_EXERCISE REQUIREMENTS_
Can you rewrite every line of the entries below as a numbered list, skipping any blank lines and leaving out the pictures?

_MATERIAL_
-*-*-
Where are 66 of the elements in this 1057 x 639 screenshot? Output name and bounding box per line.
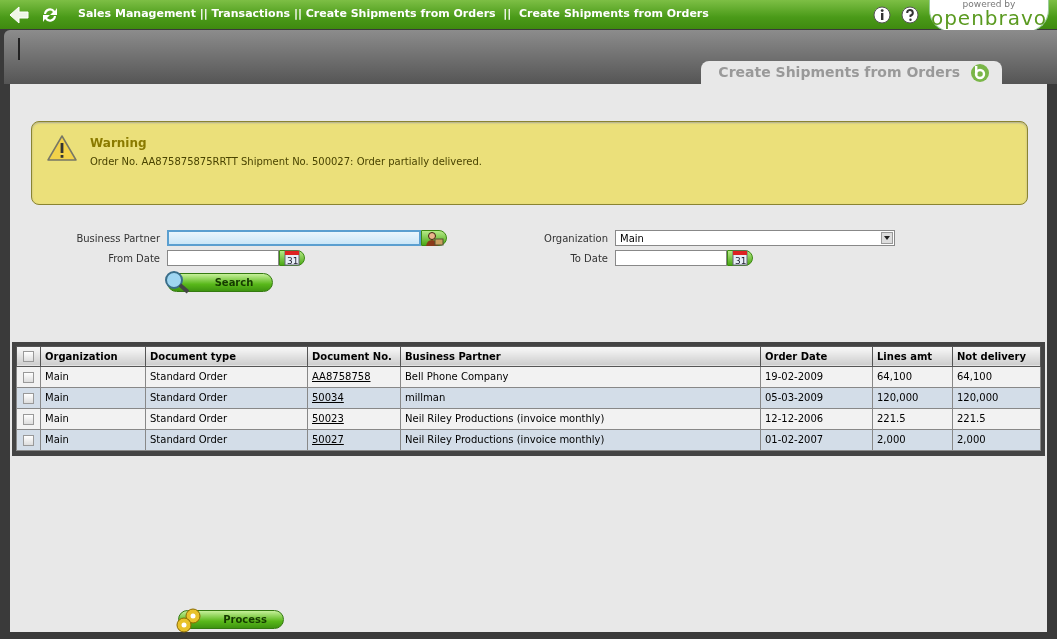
warning-text: Order No. AA875875875RRTT Shipment No. 500027: Order partially delivered. (90, 155, 482, 169)
table-cell: Neil Riley Productions (invoice monthly) (400, 408, 761, 430)
search-button[interactable]: Search (167, 272, 273, 292)
checkbox[interactable] (23, 351, 34, 363)
table-cell: 19-02-2009 (760, 366, 873, 388)
table-cell: Neil Riley Productions (invoice monthly) (400, 429, 761, 451)
table-cell: Main (40, 366, 146, 388)
business-partner-search-button[interactable] (421, 230, 447, 246)
from-date-field[interactable] (167, 250, 279, 266)
table-cell: Standard Order (145, 408, 308, 430)
table-cell: 12-12-2006 (760, 408, 873, 430)
table-cell: 120,000 (872, 387, 953, 409)
table-cell: 120,000 (952, 387, 1041, 409)
field-label: Organization (543, 231, 609, 246)
table-cell: Standard Order (145, 366, 308, 388)
checkbox[interactable] (23, 413, 34, 425)
table-cell: 64,100 (952, 366, 1041, 388)
table-cell: Bell Phone Company (400, 366, 761, 388)
table-cell: Standard Order (145, 429, 308, 451)
logo-tagline: powered by (962, 0, 1016, 9)
help-icon[interactable] (901, 5, 919, 24)
table-cell: 221.5 (952, 408, 1041, 430)
document-link[interactable]: 50023 (312, 413, 344, 425)
table-cell: 01-02-2007 (760, 429, 873, 451)
organization-dropdown[interactable]: Main (615, 230, 895, 246)
calendar-button[interactable]: 31 (727, 250, 753, 266)
search-icon (164, 269, 190, 294)
business-partner-field[interactable] (167, 230, 422, 246)
field-label: From Date (107, 251, 161, 266)
column-header[interactable]: Business Partner (400, 346, 761, 367)
column-header[interactable]: Organization (40, 346, 146, 367)
checkbox[interactable] (23, 371, 34, 383)
table-cell: 05-03-2009 (760, 387, 873, 409)
table-cell: Standard Order (145, 387, 308, 409)
column-header[interactable]: Document No. (307, 346, 401, 367)
table-cell: Main (40, 387, 146, 409)
warning-icon (46, 134, 78, 162)
field-label: To Date (569, 251, 609, 266)
table-cell: 221.5 (872, 408, 953, 430)
table-cell: Main (40, 429, 146, 451)
checkbox[interactable] (23, 434, 34, 446)
breadcrumb: Sales Management || Transactions || Create Shipments from Orders || Create Shipments from Orders (78, 6, 709, 23)
warning-title: Warning (90, 135, 148, 152)
column-header[interactable]: Lines amt (872, 346, 953, 367)
logo-wordmark: openbravo (930, 8, 1048, 28)
table-cell: 2,000 (952, 429, 1041, 451)
field-label: Business Partner (75, 231, 161, 246)
calendar-button[interactable]: 31 (279, 250, 305, 266)
logo-icon (970, 62, 990, 83)
checkbox[interactable] (23, 392, 34, 404)
table-cell: Main (40, 408, 146, 430)
column-header[interactable]: Order Date (760, 346, 873, 367)
document-link[interactable]: 50027 (312, 434, 344, 446)
table-cell: millman (400, 387, 761, 409)
document-link[interactable]: 50034 (312, 392, 344, 404)
table-cell: 2,000 (872, 429, 953, 451)
info-icon[interactable] (873, 5, 891, 24)
table-cell: 64,100 (872, 366, 953, 388)
person-with-briefcase-icon (424, 230, 445, 246)
calendar-icon: 31 (283, 250, 301, 266)
column-header[interactable]: Not delivery (952, 346, 1041, 367)
to-date-field[interactable] (615, 250, 727, 266)
back-arrow-icon[interactable] (8, 4, 30, 25)
calendar-icon: 31 (731, 250, 749, 266)
gears-icon (175, 607, 203, 633)
column-header[interactable]: Document type (145, 346, 308, 367)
-*-*-
_EXERCISE RESPONSE_
1. Where are 66 of the elements in this 1057 x 639 screenshot? Output name and bounding box per line.
2. warning-text: Order No. AA875875875RRTT Shipment No. 500027: Order partially delivered. (90, 155, 482, 169)
3. table-cell: Neil Riley Productions (invoice monthly) (400, 408, 761, 430)
4. search-button[interactable]: Search (167, 272, 273, 292)
5. checkbox[interactable] (23, 351, 34, 363)
6. table-cell: 19-02-2009 (760, 366, 873, 388)
7. table-cell: Neil Riley Productions (invoice monthly) (400, 429, 761, 451)
8. table-cell: Main (40, 366, 146, 388)
9. business-partner-search-button[interactable] (421, 230, 447, 246)
10. from-date-field[interactable] (167, 250, 279, 266)
11. table-cell: Standard Order (145, 408, 308, 430)
12. table-cell: 12-12-2006 (760, 408, 873, 430)
13. table-cell: 120,000 (872, 387, 953, 409)
14. table-cell: 120,000 (952, 387, 1041, 409)
15. field-label: Organization (543, 231, 609, 246)
16. table-cell: Standard Order (145, 366, 308, 388)
17. checkbox[interactable] (23, 413, 34, 425)
18. table-cell: 64,100 (952, 366, 1041, 388)
19. table-cell: Bell Phone Company (400, 366, 761, 388)
20. table-cell: Standard Order (145, 429, 308, 451)
21. logo-tagline: powered by (962, 0, 1016, 9)
22. help-icon[interactable] (901, 5, 919, 24)
23. table-cell: 221.5 (952, 408, 1041, 430)
24. document-link[interactable]: 50023 (312, 413, 344, 425)
25. table-cell: 01-02-2007 (760, 429, 873, 451)
26. organization-dropdown[interactable]: Main (615, 230, 895, 246)
27. calendar-button[interactable]: 31 (727, 250, 753, 266)
28. search-icon (164, 269, 190, 294)
29. business-partner-field[interactable] (167, 230, 422, 246)
30. field-label: From Date (107, 251, 161, 266)
31. column-header[interactable]: Business Partner (400, 346, 761, 367)
32. column-header[interactable]: Organization (40, 346, 146, 367)
33. checkbox[interactable] (23, 371, 34, 383)
34. table-cell: 05-03-2009 (760, 387, 873, 409)
35. table-cell: Standard Order (145, 387, 308, 409)
36. column-header[interactable]: Document No. (307, 346, 401, 367)
37. table-cell: Main (40, 387, 146, 409)
38. warning-icon (46, 134, 78, 162)
39. field-label: To Date (569, 251, 609, 266)
40. table-cell: 221.5 (872, 408, 953, 430)
41. table-cell: Main (40, 429, 146, 451)
42. checkbox[interactable] (23, 434, 34, 446)
43. breadcrumb: Sales Management || Transactions || Create Shipments from Orders || Create Shipments from Orders (78, 6, 709, 23)
44. warning-title: Warning (90, 135, 148, 152)
45. column-header[interactable]: Lines amt (872, 346, 953, 367)
46. logo-wordmark: openbravo (930, 8, 1048, 28)
47. table-cell: 2,000 (952, 429, 1041, 451)
48. field-label: Business Partner (75, 231, 161, 246)
49. calendar-button[interactable]: 31 (279, 250, 305, 266)
50. logo-icon (970, 62, 990, 83)
51. checkbox[interactable] (23, 392, 34, 404)
52. table-cell: Main (40, 408, 146, 430)
53. column-header[interactable]: Order Date (760, 346, 873, 367)
54. document-link[interactable]: 50027 (312, 434, 344, 446)
55. table-cell: millman (400, 387, 761, 409)
56. document-link[interactable]: 50034 (312, 392, 344, 404)
57. table-cell: 2,000 (872, 429, 953, 451)
58. info-icon[interactable] (873, 5, 891, 24)
59. table-cell: 64,100 (872, 366, 953, 388)
60. person-with-briefcase-icon (424, 230, 445, 246)
61. calendar-icon: 31 (283, 250, 301, 266)
62. column-header[interactable]: Not delivery (952, 346, 1041, 367)
63. to-date-field[interactable] (615, 250, 727, 266)
64. back-arrow-icon[interactable] (8, 4, 30, 25)
65. calendar-icon: 31 (731, 250, 749, 266)
66. gears-icon (175, 607, 203, 633)
67. column-header[interactable]: Document type (145, 346, 308, 367)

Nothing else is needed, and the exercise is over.